Directions for this task →
Return the material word for word. Do not include the pictures.

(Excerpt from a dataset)
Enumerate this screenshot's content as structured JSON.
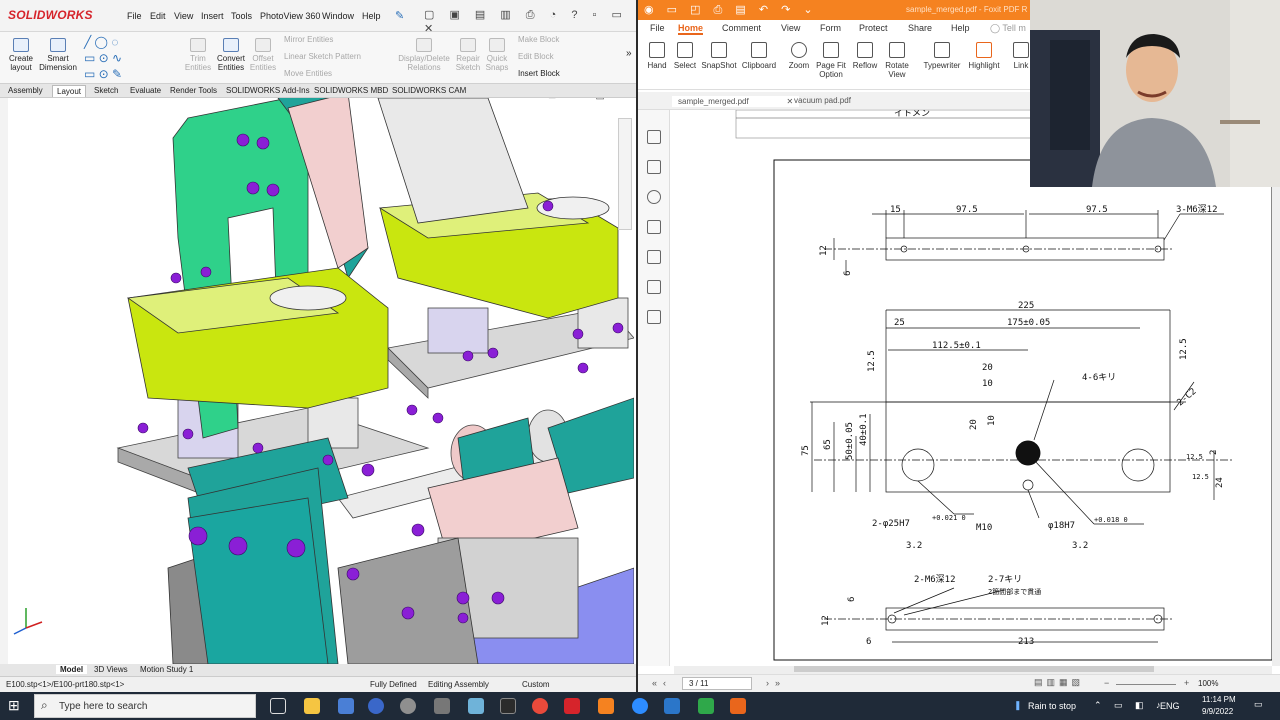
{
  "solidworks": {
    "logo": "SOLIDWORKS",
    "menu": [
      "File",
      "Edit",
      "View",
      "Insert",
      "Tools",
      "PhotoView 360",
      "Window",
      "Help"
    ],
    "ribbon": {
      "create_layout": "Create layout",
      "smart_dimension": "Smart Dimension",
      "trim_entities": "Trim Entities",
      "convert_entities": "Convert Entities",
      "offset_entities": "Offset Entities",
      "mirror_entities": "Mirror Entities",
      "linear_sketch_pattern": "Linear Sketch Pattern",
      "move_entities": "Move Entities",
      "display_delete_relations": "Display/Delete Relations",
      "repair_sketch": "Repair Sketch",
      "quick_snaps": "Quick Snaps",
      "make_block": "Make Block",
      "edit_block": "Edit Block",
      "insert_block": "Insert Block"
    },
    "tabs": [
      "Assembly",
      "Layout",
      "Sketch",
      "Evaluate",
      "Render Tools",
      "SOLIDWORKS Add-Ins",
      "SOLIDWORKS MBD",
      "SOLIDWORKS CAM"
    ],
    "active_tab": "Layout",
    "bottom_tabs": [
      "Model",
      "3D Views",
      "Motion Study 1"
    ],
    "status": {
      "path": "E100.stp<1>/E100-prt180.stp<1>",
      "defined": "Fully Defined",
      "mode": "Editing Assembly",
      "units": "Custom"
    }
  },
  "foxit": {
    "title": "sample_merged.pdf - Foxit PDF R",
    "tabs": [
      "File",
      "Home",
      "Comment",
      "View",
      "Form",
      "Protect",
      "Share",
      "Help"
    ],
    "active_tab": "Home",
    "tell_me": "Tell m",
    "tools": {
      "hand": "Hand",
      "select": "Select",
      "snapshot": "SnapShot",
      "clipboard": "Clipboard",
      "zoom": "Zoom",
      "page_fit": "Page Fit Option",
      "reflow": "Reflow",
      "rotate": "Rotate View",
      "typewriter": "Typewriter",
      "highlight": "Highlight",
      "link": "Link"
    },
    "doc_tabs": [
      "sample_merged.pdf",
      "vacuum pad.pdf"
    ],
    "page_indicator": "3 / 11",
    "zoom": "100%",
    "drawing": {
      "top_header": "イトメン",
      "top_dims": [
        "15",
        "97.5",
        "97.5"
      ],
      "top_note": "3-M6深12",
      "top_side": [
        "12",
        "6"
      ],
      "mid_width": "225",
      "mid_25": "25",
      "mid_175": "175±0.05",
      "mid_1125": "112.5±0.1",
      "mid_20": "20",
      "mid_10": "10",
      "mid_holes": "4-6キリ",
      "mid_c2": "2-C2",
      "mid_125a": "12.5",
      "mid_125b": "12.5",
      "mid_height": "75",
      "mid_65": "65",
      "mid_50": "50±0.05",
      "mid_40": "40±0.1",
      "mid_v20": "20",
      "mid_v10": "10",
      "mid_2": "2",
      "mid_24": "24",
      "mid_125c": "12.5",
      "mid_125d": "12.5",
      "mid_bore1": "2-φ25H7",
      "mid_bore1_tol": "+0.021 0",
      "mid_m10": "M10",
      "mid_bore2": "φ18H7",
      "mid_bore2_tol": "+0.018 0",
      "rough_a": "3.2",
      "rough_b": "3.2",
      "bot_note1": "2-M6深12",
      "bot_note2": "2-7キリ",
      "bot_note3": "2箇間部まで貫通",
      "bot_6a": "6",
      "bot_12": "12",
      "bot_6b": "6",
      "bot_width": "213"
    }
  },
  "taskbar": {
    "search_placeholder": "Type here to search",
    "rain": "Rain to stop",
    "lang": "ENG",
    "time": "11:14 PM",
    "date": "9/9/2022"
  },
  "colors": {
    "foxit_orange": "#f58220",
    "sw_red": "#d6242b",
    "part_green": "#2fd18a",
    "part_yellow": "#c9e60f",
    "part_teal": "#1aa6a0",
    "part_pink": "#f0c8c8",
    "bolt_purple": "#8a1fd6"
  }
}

Task result →
Enumerate this screenshot's content as structured JSON.
{
  "solidworks": {
    "logo": "SOLIDWORKS",
    "menu": [
      "File",
      "Edit",
      "View",
      "Insert",
      "Tools",
      "PhotoView 360",
      "Window",
      "Help"
    ],
    "ribbon": {
      "create_layout": "Create layout",
      "smart_dimension": "Smart Dimension",
      "trim_entities": "Trim Entities",
      "convert_entities": "Convert Entities",
      "offset_entities": "Offset Entities",
      "mirror_entities": "Mirror Entities",
      "linear_sketch_pattern": "Linear Sketch Pattern",
      "move_entities": "Move Entities",
      "display_delete_relations": "Display/Delete Relations",
      "repair_sketch": "Repair Sketch",
      "quick_snaps": "Quick Snaps",
      "make_block": "Make Block",
      "edit_block": "Edit Block",
      "insert_block": "Insert Block"
    },
    "tabs": [
      "Assembly",
      "Layout",
      "Sketch",
      "Evaluate",
      "Render Tools",
      "SOLIDWORKS Add-Ins",
      "SOLIDWORKS MBD",
      "SOLIDWORKS CAM"
    ],
    "active_tab": "Layout",
    "bottom_tabs": [
      "Model",
      "3D Views",
      "Motion Study 1"
    ],
    "status": {
      "path": "E100.stp<1>/E100-prt180.stp<1>",
      "defined": "Fully Defined",
      "mode": "Editing Assembly",
      "units": "Custom"
    }
  },
  "foxit": {
    "title": "sample_merged.pdf - Foxit PDF R",
    "tabs": [
      "File",
      "Home",
      "Comment",
      "View",
      "Form",
      "Protect",
      "Share",
      "Help"
    ],
    "active_tab": "Home",
    "tell_me": "Tell m",
    "tools": {
      "hand": "Hand",
      "select": "Select",
      "snapshot": "SnapShot",
      "clipboard": "Clipboard",
      "zoom": "Zoom",
      "page_fit": "Page Fit Option",
      "reflow": "Reflow",
      "rotate": "Rotate View",
      "typewriter": "Typewriter",
      "highlight": "Highlight",
      "link": "Link"
    },
    "doc_tabs": [
      "sample_merged.pdf",
      "vacuum pad.pdf"
    ],
    "page_indicator": "3 / 11",
    "zoom": "100%",
    "drawing": {
      "top_header": "イトメン",
      "top_dims": [
        "15",
        "97.5",
        "97.5"
      ],
      "top_note": "3-M6深12",
      "top_side": [
        "12",
        "6"
      ],
      "mid_width": "225",
      "mid_25": "25",
      "mid_175": "175±0.05",
      "mid_1125": "112.5±0.1",
      "mid_20": "20",
      "mid_10": "10",
      "mid_holes": "4-6キリ",
      "mid_c2": "2-C2",
      "mid_125a": "12.5",
      "mid_125b": "12.5",
      "mid_height": "75",
      "mid_65": "65",
      "mid_50": "50±0.05",
      "mid_40": "40±0.1",
      "mid_v20": "20",
      "mid_v10": "10",
      "mid_2": "2",
      "mid_24": "24",
      "mid_125c": "12.5",
      "mid_125d": "12.5",
      "mid_bore1": "2-φ25H7",
      "mid_bore1_tol": "+0.021 0",
      "mid_m10": "M10",
      "mid_bore2": "φ18H7",
      "mid_bore2_tol": "+0.018 0",
      "rough_a": "3.2",
      "rough_b": "3.2",
      "bot_note1": "2-M6深12",
      "bot_note2": "2-7キリ",
      "bot_note3": "2箇間部まで貫通",
      "bot_6a": "6",
      "bot_12": "12",
      "bot_6b": "6",
      "bot_width": "213"
    }
  },
  "taskbar": {
    "search_placeholder": "Type here to search",
    "rain": "Rain to stop",
    "lang": "ENG",
    "time": "11:14 PM",
    "date": "9/9/2022"
  },
  "colors": {
    "foxit_orange": "#f58220",
    "sw_red": "#d6242b",
    "part_green": "#2fd18a",
    "part_yellow": "#c9e60f",
    "part_teal": "#1aa6a0",
    "part_pink": "#f0c8c8",
    "bolt_purple": "#8a1fd6"
  }
}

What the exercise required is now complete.